Report how many lines of the entries below contain the word "page", and nothing more.

•••••

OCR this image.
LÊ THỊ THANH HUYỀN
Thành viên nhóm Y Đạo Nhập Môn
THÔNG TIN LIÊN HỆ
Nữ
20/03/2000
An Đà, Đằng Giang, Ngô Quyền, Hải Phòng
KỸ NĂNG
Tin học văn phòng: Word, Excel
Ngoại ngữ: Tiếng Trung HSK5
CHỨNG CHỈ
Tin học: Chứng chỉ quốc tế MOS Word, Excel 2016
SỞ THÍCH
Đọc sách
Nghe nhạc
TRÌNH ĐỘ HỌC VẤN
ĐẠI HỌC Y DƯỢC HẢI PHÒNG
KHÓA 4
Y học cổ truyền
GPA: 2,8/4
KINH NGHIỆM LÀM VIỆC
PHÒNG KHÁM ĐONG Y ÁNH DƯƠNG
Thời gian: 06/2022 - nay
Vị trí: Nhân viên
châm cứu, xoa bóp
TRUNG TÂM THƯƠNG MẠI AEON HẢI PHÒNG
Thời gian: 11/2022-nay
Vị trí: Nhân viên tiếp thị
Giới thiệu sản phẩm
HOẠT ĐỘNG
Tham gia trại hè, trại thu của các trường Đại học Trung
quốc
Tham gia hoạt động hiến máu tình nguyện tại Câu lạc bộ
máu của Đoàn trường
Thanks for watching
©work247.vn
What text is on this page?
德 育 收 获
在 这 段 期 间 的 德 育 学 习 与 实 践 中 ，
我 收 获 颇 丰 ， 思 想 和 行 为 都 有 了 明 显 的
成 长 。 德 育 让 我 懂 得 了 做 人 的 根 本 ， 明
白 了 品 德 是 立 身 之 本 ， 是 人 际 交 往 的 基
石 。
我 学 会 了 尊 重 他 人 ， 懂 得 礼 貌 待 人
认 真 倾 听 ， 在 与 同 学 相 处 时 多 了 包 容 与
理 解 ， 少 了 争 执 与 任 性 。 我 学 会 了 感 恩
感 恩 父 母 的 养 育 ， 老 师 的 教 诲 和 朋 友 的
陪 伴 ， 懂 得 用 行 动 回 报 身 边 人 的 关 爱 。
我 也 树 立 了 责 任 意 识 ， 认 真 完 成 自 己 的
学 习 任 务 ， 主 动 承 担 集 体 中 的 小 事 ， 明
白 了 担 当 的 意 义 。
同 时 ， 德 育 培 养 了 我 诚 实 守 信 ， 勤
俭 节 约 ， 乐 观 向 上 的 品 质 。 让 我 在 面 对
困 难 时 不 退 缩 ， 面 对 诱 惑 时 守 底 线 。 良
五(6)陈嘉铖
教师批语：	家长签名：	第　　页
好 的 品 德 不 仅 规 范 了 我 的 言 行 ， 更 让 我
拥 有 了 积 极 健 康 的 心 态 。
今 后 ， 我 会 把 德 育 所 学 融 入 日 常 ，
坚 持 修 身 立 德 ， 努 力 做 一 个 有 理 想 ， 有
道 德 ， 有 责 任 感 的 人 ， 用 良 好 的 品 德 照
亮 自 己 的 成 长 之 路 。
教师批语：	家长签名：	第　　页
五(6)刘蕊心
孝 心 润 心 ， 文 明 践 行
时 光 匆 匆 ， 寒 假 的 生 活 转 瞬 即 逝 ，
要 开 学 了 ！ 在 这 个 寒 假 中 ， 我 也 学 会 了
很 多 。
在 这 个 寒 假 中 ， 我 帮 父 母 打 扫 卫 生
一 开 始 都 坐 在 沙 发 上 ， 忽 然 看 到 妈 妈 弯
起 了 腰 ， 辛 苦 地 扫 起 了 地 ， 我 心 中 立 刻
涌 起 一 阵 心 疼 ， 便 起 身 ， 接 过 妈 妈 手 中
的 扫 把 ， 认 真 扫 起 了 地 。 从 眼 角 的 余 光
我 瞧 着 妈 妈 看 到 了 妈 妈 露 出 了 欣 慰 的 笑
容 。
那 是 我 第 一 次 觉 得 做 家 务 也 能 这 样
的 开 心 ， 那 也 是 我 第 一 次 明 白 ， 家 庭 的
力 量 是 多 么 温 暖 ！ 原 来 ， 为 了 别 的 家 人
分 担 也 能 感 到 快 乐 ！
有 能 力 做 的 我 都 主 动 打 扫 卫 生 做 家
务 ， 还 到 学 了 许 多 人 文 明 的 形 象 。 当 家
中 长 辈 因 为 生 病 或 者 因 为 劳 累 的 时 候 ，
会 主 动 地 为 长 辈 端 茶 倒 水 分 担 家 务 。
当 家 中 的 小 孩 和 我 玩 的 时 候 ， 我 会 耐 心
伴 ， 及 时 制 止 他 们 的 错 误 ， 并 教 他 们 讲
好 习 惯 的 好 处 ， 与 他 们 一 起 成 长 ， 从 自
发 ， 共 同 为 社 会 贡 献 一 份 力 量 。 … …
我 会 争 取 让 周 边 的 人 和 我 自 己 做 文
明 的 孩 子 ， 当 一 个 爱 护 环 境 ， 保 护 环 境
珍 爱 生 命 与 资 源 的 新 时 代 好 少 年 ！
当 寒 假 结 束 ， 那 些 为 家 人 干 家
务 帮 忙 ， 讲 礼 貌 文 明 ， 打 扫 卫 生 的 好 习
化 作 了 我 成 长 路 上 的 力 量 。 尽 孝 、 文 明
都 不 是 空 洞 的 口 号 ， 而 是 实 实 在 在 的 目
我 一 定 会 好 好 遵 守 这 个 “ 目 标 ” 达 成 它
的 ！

•••••

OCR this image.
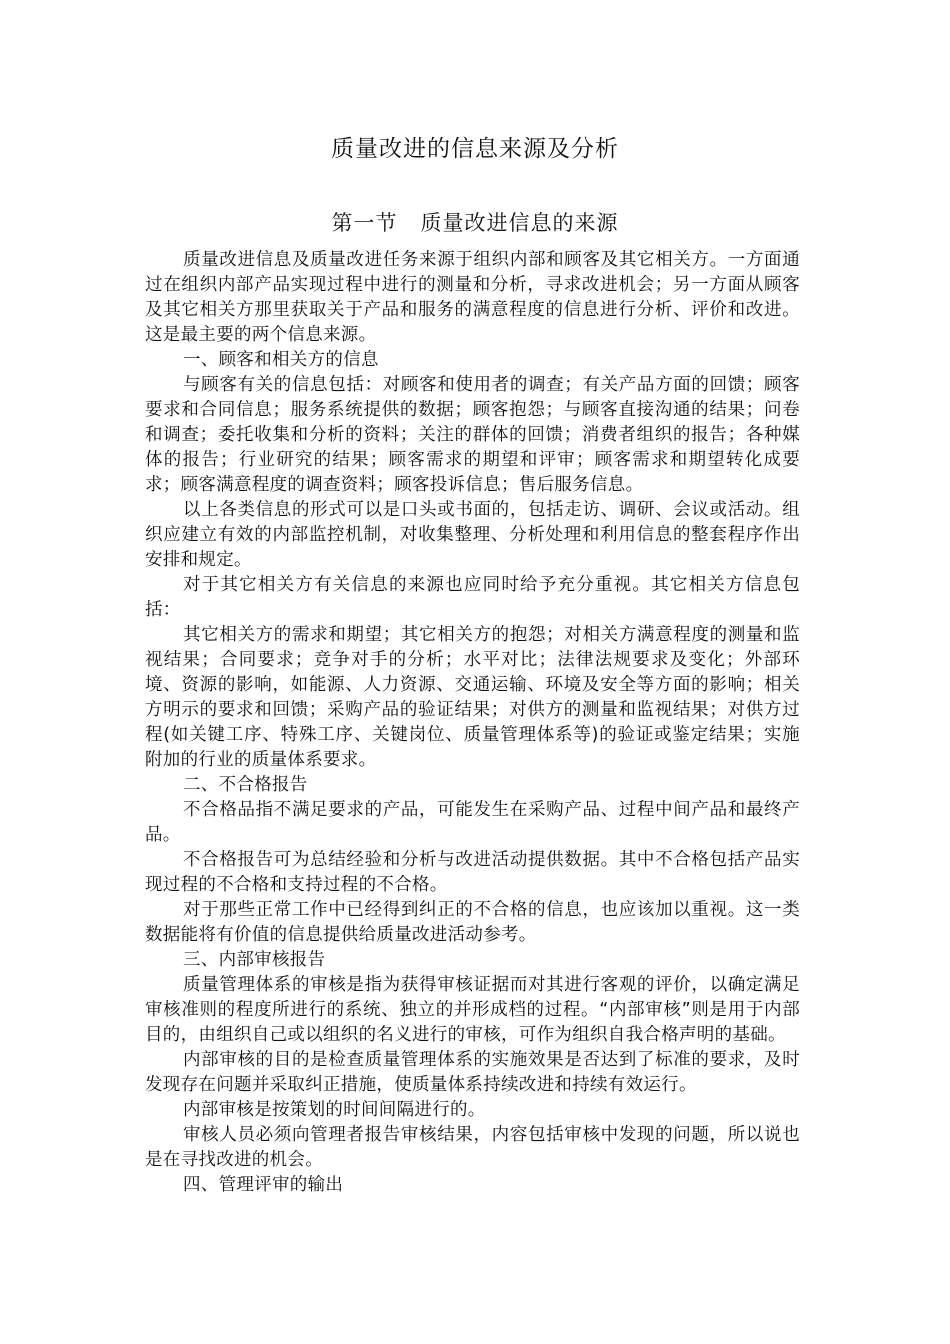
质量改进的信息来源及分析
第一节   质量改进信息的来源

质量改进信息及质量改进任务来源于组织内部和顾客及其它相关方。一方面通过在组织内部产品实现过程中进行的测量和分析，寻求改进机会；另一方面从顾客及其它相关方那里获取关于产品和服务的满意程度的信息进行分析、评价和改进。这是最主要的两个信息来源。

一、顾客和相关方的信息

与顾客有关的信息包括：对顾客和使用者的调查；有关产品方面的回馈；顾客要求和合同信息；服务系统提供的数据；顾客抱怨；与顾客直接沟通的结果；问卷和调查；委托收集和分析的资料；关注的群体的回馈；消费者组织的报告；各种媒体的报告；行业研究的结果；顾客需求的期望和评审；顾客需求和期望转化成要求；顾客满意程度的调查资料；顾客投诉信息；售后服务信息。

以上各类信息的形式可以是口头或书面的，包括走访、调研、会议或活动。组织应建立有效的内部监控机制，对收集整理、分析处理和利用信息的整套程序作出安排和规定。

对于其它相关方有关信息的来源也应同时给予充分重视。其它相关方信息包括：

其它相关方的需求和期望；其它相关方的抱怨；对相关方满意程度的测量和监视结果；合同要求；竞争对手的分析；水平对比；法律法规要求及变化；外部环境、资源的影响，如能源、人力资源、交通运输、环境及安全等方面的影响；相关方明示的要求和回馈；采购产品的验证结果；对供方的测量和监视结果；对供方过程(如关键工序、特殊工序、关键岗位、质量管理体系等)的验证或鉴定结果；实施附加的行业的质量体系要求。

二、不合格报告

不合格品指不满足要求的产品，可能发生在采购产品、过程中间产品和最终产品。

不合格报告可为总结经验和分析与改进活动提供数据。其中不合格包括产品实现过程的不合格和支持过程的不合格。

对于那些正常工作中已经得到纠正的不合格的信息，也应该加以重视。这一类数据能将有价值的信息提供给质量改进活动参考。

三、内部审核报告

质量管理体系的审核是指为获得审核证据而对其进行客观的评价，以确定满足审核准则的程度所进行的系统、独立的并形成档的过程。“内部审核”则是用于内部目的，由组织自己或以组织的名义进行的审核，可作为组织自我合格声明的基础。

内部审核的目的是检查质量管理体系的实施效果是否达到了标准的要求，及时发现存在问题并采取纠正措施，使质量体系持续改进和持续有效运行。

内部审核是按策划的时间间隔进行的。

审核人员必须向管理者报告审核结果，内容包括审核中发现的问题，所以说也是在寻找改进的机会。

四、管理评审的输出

•••••

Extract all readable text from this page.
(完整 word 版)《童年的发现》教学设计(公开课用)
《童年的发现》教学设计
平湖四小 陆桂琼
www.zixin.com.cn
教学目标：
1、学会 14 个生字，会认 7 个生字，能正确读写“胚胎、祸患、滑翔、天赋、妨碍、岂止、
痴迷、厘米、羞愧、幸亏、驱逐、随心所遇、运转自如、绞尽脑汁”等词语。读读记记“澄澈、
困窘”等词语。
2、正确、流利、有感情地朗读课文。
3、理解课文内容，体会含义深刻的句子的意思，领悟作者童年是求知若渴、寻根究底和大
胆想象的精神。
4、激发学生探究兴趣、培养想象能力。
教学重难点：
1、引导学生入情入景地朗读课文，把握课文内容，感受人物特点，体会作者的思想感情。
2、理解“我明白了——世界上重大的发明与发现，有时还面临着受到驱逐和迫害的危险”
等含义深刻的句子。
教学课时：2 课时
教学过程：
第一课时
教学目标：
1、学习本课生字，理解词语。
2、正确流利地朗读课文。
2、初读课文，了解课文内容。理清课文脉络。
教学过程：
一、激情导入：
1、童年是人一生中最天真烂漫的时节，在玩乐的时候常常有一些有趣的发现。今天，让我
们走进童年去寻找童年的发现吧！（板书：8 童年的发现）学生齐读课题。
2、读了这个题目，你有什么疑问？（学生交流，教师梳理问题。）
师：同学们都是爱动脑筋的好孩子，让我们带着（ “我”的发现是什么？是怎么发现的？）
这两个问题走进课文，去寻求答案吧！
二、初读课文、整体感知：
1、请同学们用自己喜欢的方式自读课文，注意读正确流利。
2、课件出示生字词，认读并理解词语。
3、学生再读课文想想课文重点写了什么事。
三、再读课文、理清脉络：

•••••

▶ [Exercise solution] 2